[Registros de um conjunto de dados]
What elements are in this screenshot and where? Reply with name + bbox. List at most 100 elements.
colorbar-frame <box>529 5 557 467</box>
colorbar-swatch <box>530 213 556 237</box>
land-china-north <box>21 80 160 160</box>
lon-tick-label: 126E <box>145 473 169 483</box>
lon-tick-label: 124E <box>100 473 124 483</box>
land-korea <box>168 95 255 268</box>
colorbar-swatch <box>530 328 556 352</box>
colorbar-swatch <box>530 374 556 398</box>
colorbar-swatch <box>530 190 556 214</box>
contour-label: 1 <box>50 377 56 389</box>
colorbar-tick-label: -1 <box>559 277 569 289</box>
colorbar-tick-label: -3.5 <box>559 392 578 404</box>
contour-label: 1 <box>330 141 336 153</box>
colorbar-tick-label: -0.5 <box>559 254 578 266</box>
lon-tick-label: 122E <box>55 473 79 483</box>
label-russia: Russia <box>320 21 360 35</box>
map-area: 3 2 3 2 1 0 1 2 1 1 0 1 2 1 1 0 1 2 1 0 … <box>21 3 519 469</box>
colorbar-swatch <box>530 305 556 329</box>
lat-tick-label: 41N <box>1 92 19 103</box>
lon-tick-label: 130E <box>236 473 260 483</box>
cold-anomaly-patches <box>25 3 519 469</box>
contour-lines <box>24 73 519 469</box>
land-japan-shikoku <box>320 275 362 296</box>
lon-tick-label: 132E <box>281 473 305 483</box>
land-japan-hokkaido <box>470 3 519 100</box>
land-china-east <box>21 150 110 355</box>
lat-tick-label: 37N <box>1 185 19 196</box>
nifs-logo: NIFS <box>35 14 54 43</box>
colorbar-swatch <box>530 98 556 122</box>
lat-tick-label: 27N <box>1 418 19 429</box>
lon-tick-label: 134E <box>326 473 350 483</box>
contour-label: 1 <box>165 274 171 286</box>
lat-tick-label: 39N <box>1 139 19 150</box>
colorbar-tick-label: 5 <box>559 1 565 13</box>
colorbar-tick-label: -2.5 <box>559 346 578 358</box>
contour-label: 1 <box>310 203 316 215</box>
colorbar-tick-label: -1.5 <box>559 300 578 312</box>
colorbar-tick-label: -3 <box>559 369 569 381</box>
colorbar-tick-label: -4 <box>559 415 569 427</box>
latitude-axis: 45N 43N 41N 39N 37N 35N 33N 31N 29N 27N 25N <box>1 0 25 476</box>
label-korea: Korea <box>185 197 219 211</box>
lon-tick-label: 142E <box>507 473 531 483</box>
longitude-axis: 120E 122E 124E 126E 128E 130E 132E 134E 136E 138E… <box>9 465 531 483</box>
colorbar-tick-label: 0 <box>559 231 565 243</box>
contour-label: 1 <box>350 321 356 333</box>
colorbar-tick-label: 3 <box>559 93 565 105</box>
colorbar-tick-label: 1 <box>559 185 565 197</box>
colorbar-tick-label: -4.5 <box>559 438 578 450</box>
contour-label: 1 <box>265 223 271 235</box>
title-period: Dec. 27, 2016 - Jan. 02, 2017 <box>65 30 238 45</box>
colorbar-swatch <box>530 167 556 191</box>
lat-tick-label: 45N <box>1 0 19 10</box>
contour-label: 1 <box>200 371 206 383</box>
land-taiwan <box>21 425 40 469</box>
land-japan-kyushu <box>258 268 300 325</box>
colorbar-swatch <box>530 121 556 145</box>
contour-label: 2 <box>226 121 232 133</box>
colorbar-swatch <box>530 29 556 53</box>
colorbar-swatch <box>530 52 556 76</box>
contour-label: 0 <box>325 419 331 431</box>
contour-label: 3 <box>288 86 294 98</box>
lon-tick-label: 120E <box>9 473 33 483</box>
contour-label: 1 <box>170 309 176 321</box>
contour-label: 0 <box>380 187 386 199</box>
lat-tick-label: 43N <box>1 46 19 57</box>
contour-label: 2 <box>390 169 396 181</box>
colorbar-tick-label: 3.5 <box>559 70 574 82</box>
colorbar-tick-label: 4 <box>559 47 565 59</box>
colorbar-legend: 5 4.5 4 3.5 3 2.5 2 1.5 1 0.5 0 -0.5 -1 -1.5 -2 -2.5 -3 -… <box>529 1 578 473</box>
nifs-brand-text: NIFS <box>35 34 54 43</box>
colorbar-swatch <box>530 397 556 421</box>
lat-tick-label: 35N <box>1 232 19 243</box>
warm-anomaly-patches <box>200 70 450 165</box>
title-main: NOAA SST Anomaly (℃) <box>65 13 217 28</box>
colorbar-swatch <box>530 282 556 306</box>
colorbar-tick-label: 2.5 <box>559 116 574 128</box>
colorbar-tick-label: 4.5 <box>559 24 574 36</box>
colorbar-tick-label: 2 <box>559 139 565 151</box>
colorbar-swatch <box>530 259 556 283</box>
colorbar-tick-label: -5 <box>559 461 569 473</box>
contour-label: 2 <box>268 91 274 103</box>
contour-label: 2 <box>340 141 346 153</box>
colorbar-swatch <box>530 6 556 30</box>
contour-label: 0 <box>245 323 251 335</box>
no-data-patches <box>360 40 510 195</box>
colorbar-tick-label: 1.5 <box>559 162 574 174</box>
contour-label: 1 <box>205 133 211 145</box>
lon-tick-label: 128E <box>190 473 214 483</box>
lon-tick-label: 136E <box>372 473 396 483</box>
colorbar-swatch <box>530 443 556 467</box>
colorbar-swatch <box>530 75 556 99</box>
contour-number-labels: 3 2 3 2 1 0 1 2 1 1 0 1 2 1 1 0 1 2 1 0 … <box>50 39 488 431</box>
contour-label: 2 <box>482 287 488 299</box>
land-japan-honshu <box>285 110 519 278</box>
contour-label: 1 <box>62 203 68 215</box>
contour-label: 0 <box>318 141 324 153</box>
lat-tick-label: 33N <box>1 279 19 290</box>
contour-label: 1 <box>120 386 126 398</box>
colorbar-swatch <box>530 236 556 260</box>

--- Objetivo ---
Devolva todas as linhas dos dados acima que contêm a palavra "nifs", diferenciando maiúsculas de minúsculas.

--- Resolução da tarefa ---
nifs-logo: NIFS <box>35 14 54 43</box>
nifs-brand-text: NIFS <box>35 34 54 43</box>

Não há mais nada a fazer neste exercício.